**Stated task**
Say the number of lines containing the string "exact", and say nothing else.

**Given entries**
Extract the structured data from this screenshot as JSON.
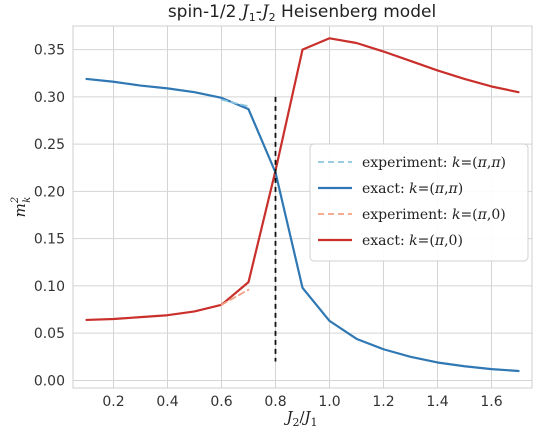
{
  "chart_data": {
    "type": "line",
    "title_parts": [
      "spin-1/2 ",
      "J",
      "1",
      "-",
      "J",
      "2",
      " Heisenberg model"
    ],
    "xlabel_parts": [
      "J",
      "2",
      "/",
      "J",
      "1"
    ],
    "ylabel_parts": [
      "m",
      "2",
      "k"
    ],
    "xlim": [
      0.05,
      1.75
    ],
    "ylim": [
      -0.008,
      0.375
    ],
    "xticks": [
      0.2,
      0.4,
      0.6,
      0.8,
      1.0,
      1.2,
      1.4,
      1.6
    ],
    "xtick_labels": [
      "0.2",
      "0.4",
      "0.6",
      "0.8",
      "1.0",
      "1.2",
      "1.4",
      "1.6"
    ],
    "yticks": [
      0.0,
      0.05,
      0.1,
      0.15,
      0.2,
      0.25,
      0.3,
      0.35
    ],
    "ytick_labels": [
      "0.00",
      "0.05",
      "0.10",
      "0.15",
      "0.20",
      "0.25",
      "0.30",
      "0.35"
    ],
    "grid": true,
    "legend_position": "center-right",
    "vline": {
      "x": 0.8,
      "y_range": [
        0.02,
        0.3
      ],
      "style": "dashed",
      "color": "#111111"
    },
    "series": [
      {
        "name": "experiment: k=(π,π)",
        "name_parts": [
          "experiment: ",
          "k",
          "=(",
          "π",
          ",",
          "π",
          ")"
        ],
        "style": "dashed",
        "color": "#8ec5e0",
        "x": [
          0.6,
          0.7
        ],
        "y": [
          0.297,
          0.29
        ]
      },
      {
        "name": "exact: k=(π,π)",
        "name_parts": [
          "exact: ",
          "k",
          "=(",
          "π",
          ",",
          "π",
          ")"
        ],
        "style": "solid",
        "color": "#2f78b4",
        "x": [
          0.1,
          0.2,
          0.3,
          0.4,
          0.5,
          0.6,
          0.7,
          0.8,
          0.9,
          1.0,
          1.1,
          1.2,
          1.3,
          1.4,
          1.5,
          1.6,
          1.7
        ],
        "y": [
          0.319,
          0.316,
          0.312,
          0.309,
          0.305,
          0.299,
          0.287,
          0.22,
          0.098,
          0.063,
          0.044,
          0.033,
          0.025,
          0.019,
          0.015,
          0.012,
          0.01
        ]
      },
      {
        "name": "experiment: k=(π,0)",
        "name_parts": [
          "experiment: ",
          "k",
          "=(",
          "π",
          ",",
          "0",
          ")"
        ],
        "style": "dashed",
        "color": "#f4a184",
        "x": [
          0.6,
          0.7
        ],
        "y": [
          0.08,
          0.096
        ]
      },
      {
        "name": "exact: k=(π,0)",
        "name_parts": [
          "exact: ",
          "k",
          "=(",
          "π",
          ",",
          "0",
          ")"
        ],
        "style": "solid",
        "color": "#c9302c",
        "x": [
          0.1,
          0.2,
          0.3,
          0.4,
          0.5,
          0.6,
          0.7,
          0.8,
          0.9,
          1.0,
          1.1,
          1.2,
          1.3,
          1.4,
          1.5,
          1.6,
          1.7
        ],
        "y": [
          0.064,
          0.065,
          0.067,
          0.069,
          0.073,
          0.08,
          0.104,
          0.222,
          0.35,
          0.362,
          0.357,
          0.348,
          0.338,
          0.328,
          0.319,
          0.311,
          0.305
        ]
      }
    ]
  }
}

**Task solution**
4